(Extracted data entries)
******

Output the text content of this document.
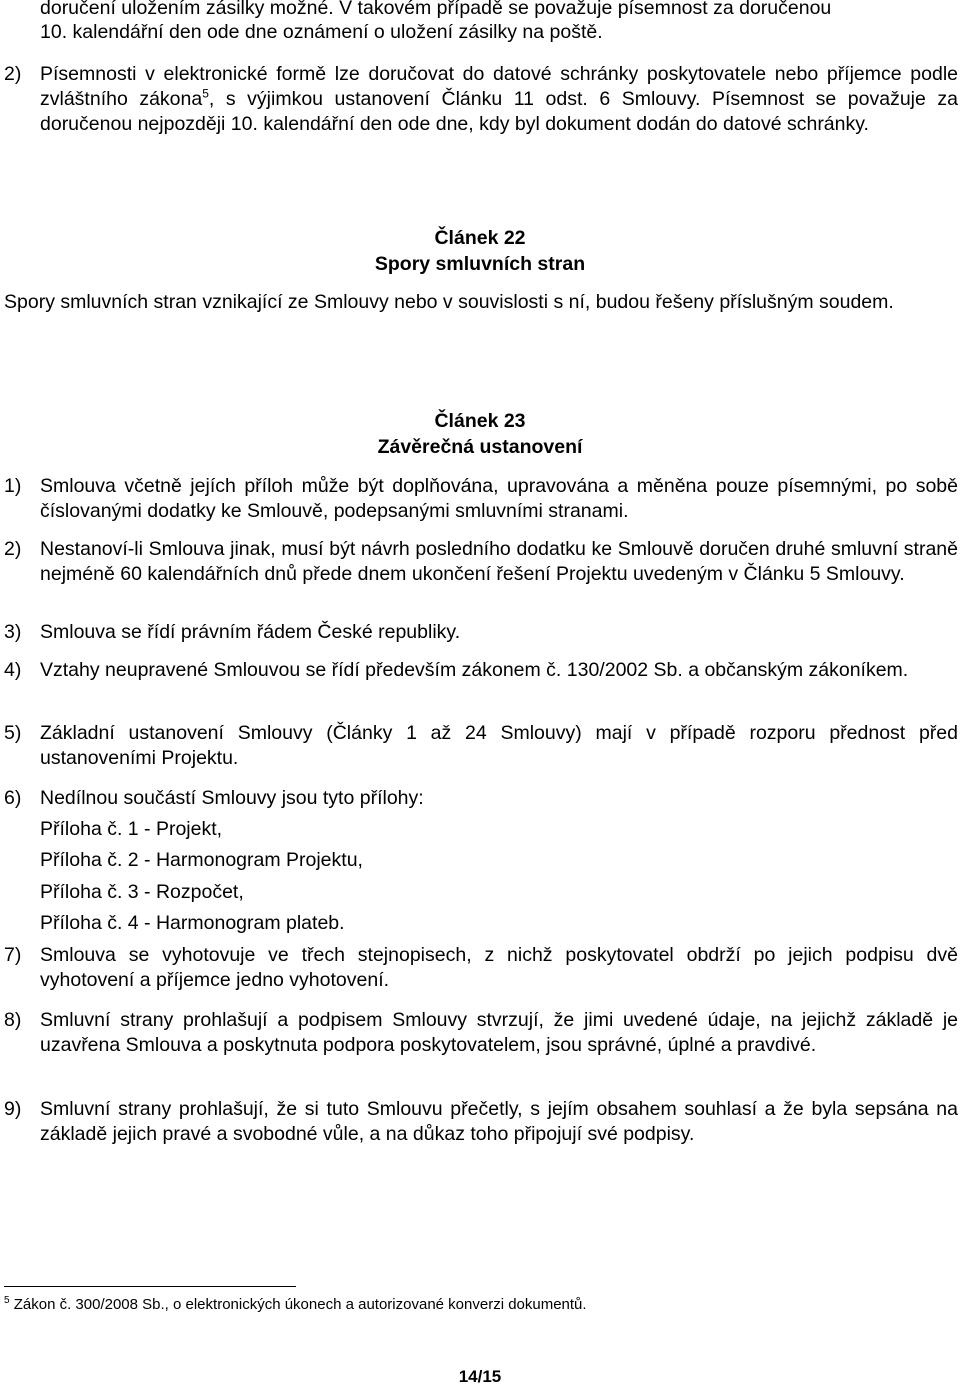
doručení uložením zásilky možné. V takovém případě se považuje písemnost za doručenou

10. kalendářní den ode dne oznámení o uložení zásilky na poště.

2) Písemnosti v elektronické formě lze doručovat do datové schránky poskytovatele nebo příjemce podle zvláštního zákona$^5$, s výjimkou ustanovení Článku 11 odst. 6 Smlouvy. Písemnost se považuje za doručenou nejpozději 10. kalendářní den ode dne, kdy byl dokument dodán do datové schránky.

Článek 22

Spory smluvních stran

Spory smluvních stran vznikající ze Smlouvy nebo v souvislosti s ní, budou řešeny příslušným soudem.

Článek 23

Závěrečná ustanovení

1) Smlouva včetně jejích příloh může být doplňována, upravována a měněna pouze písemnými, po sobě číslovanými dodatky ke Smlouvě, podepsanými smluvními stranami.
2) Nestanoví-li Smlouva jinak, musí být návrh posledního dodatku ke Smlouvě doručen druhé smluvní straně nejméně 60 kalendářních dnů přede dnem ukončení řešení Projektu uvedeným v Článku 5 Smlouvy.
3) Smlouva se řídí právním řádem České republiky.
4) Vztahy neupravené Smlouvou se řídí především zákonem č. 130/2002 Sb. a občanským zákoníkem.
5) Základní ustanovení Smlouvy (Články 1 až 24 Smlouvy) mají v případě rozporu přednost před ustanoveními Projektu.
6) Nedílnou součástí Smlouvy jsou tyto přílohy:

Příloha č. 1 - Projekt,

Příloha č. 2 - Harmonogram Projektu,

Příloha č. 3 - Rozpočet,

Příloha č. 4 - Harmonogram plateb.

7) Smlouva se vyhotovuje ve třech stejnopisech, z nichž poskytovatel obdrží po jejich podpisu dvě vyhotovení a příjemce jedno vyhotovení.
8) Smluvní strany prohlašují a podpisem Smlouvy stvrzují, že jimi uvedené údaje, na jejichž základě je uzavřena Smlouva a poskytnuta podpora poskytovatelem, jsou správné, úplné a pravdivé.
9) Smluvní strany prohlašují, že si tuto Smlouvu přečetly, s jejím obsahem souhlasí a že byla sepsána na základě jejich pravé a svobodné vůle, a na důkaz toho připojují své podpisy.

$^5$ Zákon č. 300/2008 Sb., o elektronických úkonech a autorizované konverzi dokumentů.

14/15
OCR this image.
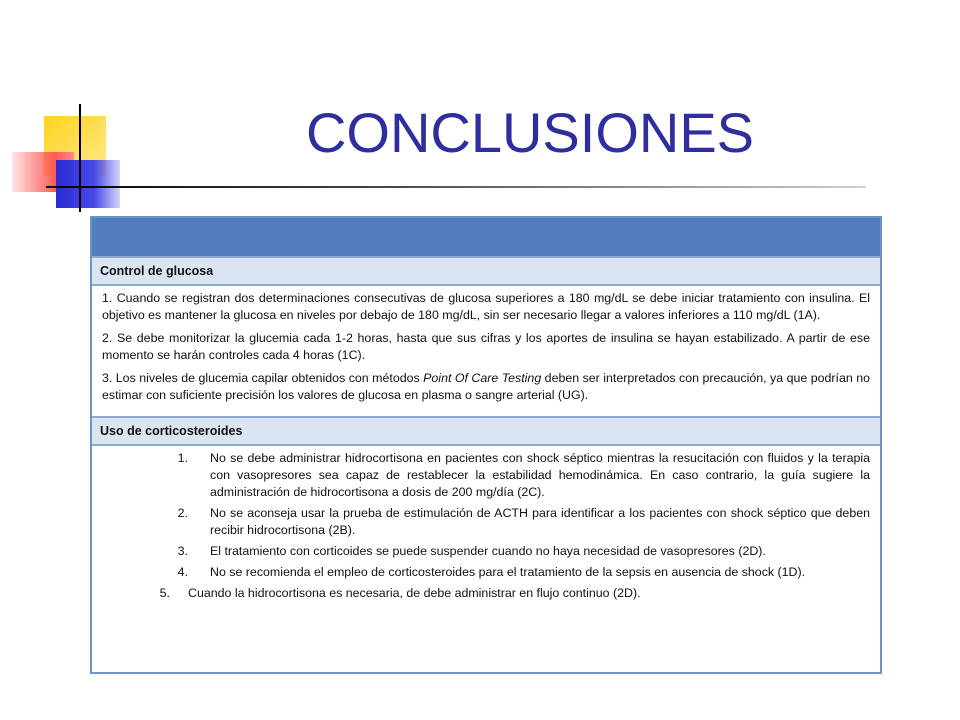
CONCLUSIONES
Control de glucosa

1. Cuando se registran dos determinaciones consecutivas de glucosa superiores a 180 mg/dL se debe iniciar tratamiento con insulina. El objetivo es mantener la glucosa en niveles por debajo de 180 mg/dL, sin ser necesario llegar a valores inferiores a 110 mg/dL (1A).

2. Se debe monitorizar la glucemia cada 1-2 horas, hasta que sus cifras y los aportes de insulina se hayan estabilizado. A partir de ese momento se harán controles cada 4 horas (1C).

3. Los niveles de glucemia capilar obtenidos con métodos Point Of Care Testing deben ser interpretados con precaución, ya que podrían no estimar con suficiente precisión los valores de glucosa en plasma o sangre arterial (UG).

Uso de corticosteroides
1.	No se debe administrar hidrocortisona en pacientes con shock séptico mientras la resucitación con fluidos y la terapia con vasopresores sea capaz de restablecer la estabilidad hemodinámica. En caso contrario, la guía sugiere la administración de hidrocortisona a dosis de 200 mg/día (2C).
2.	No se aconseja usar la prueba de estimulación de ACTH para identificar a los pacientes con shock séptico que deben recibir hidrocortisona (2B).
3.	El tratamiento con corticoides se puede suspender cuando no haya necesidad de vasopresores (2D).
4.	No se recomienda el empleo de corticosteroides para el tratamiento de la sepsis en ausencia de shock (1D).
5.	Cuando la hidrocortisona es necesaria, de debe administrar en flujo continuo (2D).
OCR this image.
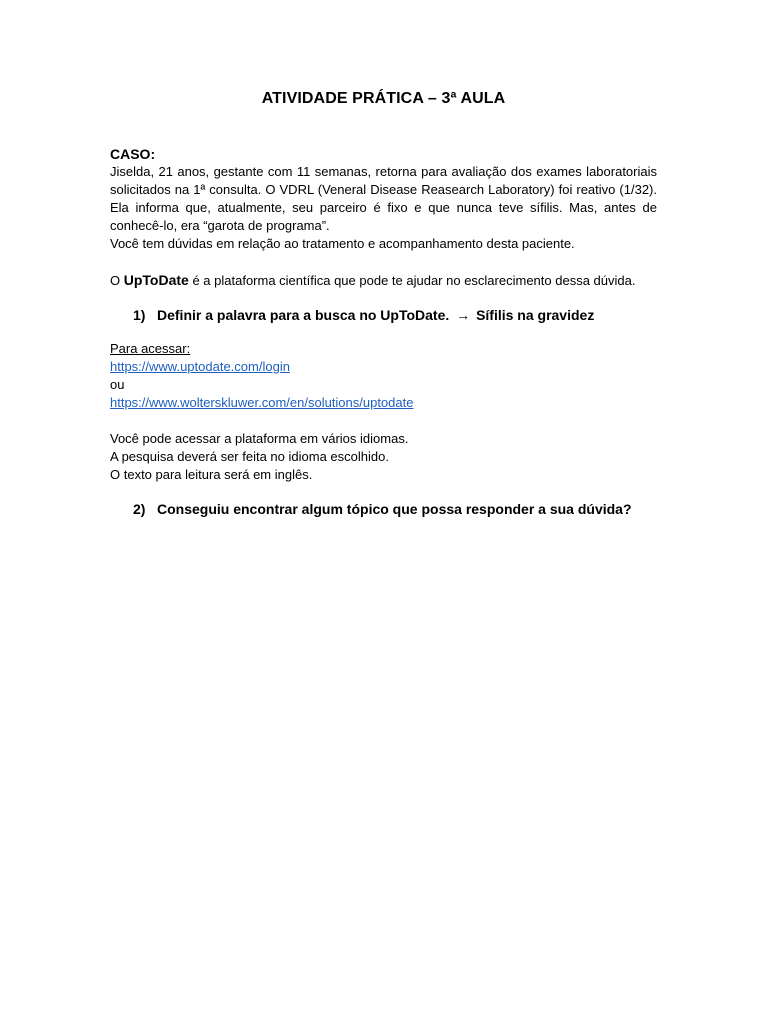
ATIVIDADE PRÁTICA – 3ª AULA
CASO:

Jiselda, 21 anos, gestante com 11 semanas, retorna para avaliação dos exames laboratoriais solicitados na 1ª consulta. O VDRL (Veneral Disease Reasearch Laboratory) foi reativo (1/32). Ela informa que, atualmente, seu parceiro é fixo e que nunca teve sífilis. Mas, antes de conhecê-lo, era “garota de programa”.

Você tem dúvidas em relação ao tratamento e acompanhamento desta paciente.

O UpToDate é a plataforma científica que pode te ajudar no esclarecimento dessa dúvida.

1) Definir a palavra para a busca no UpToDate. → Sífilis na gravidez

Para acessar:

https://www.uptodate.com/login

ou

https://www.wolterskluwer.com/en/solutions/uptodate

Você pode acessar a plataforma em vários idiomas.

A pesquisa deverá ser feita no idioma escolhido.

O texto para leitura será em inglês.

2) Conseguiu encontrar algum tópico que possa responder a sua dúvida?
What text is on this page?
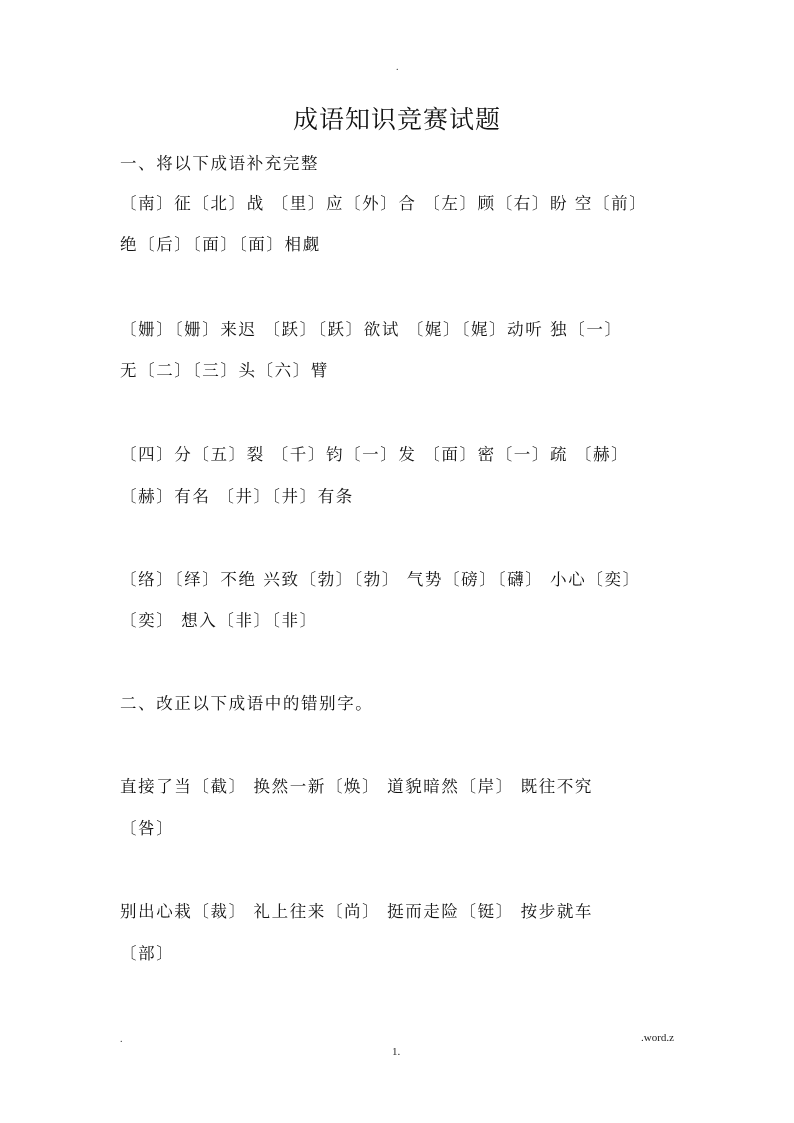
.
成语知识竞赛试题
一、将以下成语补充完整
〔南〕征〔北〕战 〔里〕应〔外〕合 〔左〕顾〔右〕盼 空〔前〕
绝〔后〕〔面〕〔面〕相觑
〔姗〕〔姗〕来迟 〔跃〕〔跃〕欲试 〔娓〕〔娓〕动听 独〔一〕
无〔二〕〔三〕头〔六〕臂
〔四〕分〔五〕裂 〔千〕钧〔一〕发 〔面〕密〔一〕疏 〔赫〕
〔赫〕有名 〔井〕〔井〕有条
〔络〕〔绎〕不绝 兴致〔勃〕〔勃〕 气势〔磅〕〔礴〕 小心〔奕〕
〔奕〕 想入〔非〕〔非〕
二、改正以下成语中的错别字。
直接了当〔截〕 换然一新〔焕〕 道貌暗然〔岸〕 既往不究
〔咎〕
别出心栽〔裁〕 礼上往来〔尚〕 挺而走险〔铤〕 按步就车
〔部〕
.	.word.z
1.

******

◆ Exercise instructions ◆
The material above must be printed exactly, with its pictures left out.

◆ Complete output ◆
Output the text content of this document.
doručení uložením zásilky možné. V takovém případě se považuje písemnost za doručenou

10. kalendářní den ode dne oznámení o uložení zásilky na poště.

2) Písemnosti v elektronické formě lze doručovat do datové schránky poskytovatele nebo příjemce podle zvláštního zákona$^5$, s výjimkou ustanovení Článku 11 odst. 6 Smlouvy. Písemnost se považuje za doručenou nejpozději 10. kalendářní den ode dne, kdy byl dokument dodán do datové schránky.

Článek 22

Spory smluvních stran

Spory smluvních stran vznikající ze Smlouvy nebo v souvislosti s ní, budou řešeny příslušným soudem.

Článek 23

Závěrečná ustanovení

1) Smlouva včetně jejích příloh může být doplňována, upravována a měněna pouze písemnými, po sobě číslovanými dodatky ke Smlouvě, podepsanými smluvními stranami.
2) Nestanoví-li Smlouva jinak, musí být návrh posledního dodatku ke Smlouvě doručen druhé smluvní straně nejméně 60 kalendářních dnů přede dnem ukončení řešení Projektu uvedeným v Článku 5 Smlouvy.
3) Smlouva se řídí právním řádem České republiky.
4) Vztahy neupravené Smlouvou se řídí především zákonem č. 130/2002 Sb. a občanským zákoníkem.
5) Základní ustanovení Smlouvy (Články 1 až 24 Smlouvy) mají v případě rozporu přednost před ustanoveními Projektu.
6) Nedílnou součástí Smlouvy jsou tyto přílohy:

Příloha č. 1 - Projekt,

Příloha č. 2 - Harmonogram Projektu,

Příloha č. 3 - Rozpočet,

Příloha č. 4 - Harmonogram plateb.

7) Smlouva se vyhotovuje ve třech stejnopisech, z nichž poskytovatel obdrží po jejich podpisu dvě vyhotovení a příjemce jedno vyhotovení.
8) Smluvní strany prohlašují a podpisem Smlouvy stvrzují, že jimi uvedené údaje, na jejichž základě je uzavřena Smlouva a poskytnuta podpora poskytovatelem, jsou správné, úplné a pravdivé.
9) Smluvní strany prohlašují, že si tuto Smlouvu přečetly, s jejím obsahem souhlasí a že byla sepsána na základě jejich pravé a svobodné vůle, a na důkaz toho připojují své podpisy.

$^5$ Zákon č. 300/2008 Sb., o elektronických úkonech a autorizované konverzi dokumentů.

14/15
OCR this image.
CONCLUSIONES
Control de glucosa

1. Cuando se registran dos determinaciones consecutivas de glucosa superiores a 180 mg/dL se debe iniciar tratamiento con insulina. El objetivo es mantener la glucosa en niveles por debajo de 180 mg/dL, sin ser necesario llegar a valores inferiores a 110 mg/dL (1A).

2. Se debe monitorizar la glucemia cada 1-2 horas, hasta que sus cifras y los aportes de insulina se hayan estabilizado. A partir de ese momento se harán controles cada 4 horas (1C).

3. Los niveles de glucemia capilar obtenidos con métodos Point Of Care Testing deben ser interpretados con precaución, ya que podrían no estimar con suficiente precisión los valores de glucosa en plasma o sangre arterial (UG).

Uso de corticosteroides
1.	No se debe administrar hidrocortisona en pacientes con shock séptico mientras la resucitación con fluidos y la terapia con vasopresores sea capaz de restablecer la estabilidad hemodinámica. En caso contrario, la guía sugiere la administración de hidrocortisona a dosis de 200 mg/día (2C).
2.	No se aconseja usar la prueba de estimulación de ACTH para identificar a los pacientes con shock séptico que deben recibir hidrocortisona (2B).
3.	El tratamiento con corticoides se puede suspender cuando no haya necesidad de vasopresores (2D).
4.	No se recomienda el empleo de corticosteroides para el tratamiento de la sepsis en ausencia de shock (1D).
5.	Cuando la hidrocortisona es necesaria, de debe administrar en flujo continuo (2D).
OCR this image.
ATIVIDADE PRÁTICA – 3ª AULA
CASO:

Jiselda, 21 anos, gestante com 11 semanas, retorna para avaliação dos exames laboratoriais solicitados na 1ª consulta. O VDRL (Veneral Disease Reasearch Laboratory) foi reativo (1/32). Ela informa que, atualmente, seu parceiro é fixo e que nunca teve sífilis. Mas, antes de conhecê-lo, era “garota de programa”.

Você tem dúvidas em relação ao tratamento e acompanhamento desta paciente.

O UpToDate é a plataforma científica que pode te ajudar no esclarecimento dessa dúvida.

1) Definir a palavra para a busca no UpToDate. → Sífilis na gravidez

Para acessar:

https://www.uptodate.com/login

ou

https://www.wolterskluwer.com/en/solutions/uptodate

Você pode acessar a plataforma em vários idiomas.

A pesquisa deverá ser feita no idioma escolhido.

O texto para leitura será em inglês.

2) Conseguiu encontrar algum tópico que possa responder a sua dúvida?
What text is on this page?
.
成语知识竞赛试题
一、将以下成语补充完整
〔南〕征〔北〕战 〔里〕应〔外〕合 〔左〕顾〔右〕盼 空〔前〕
绝〔后〕〔面〕〔面〕相觑
〔姗〕〔姗〕来迟 〔跃〕〔跃〕欲试 〔娓〕〔娓〕动听 独〔一〕
无〔二〕〔三〕头〔六〕臂
〔四〕分〔五〕裂 〔千〕钧〔一〕发 〔面〕密〔一〕疏 〔赫〕
〔赫〕有名 〔井〕〔井〕有条
〔络〕〔绎〕不绝 兴致〔勃〕〔勃〕 气势〔磅〕〔礴〕 小心〔奕〕
〔奕〕 想入〔非〕〔非〕
二、改正以下成语中的错别字。
直接了当〔截〕 换然一新〔焕〕 道貌暗然〔岸〕 既往不究
〔咎〕
别出心栽〔裁〕 礼上往来〔尚〕 挺而走险〔铤〕 按步就车
〔部〕
.	.word.z
1.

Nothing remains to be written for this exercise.